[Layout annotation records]
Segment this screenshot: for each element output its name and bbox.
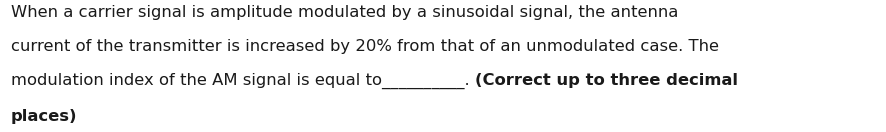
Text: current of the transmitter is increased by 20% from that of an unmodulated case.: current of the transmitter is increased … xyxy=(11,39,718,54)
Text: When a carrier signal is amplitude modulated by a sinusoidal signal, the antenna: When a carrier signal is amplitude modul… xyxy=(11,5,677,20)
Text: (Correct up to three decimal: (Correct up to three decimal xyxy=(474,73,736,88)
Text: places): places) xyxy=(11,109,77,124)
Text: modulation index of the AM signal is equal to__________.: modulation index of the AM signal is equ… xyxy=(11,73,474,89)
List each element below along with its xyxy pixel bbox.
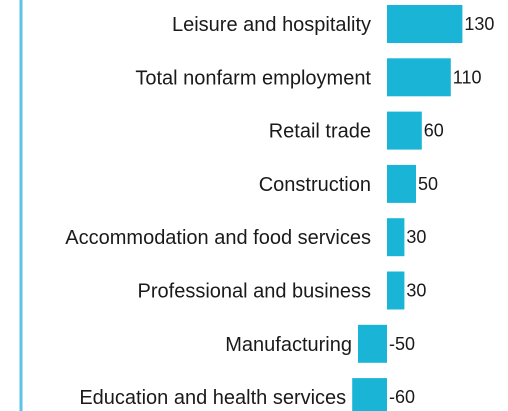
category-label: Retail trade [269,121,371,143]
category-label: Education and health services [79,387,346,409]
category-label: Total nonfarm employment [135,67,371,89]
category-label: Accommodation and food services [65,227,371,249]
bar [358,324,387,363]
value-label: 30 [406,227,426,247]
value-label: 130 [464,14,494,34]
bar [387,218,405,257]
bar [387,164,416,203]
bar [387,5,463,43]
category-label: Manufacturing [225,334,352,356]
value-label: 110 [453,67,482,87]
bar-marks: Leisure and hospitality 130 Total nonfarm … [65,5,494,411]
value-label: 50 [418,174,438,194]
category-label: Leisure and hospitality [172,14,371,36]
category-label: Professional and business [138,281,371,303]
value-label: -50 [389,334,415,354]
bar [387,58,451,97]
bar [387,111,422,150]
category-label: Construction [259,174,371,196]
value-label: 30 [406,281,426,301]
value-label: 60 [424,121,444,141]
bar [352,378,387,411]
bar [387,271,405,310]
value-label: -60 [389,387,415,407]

Task brief ▸
Please list every line of the data above that contains the word "signal", copying each line in full.

Task response ▸
Text: When a carrier signal is amplitude modulated by a sinusoidal signal, the antenna: When a carrier signal is amplitude modul… xyxy=(11,5,677,20)
Text: modulation index of the AM signal is equal to__________.: modulation index of the AM signal is equ… xyxy=(11,73,474,89)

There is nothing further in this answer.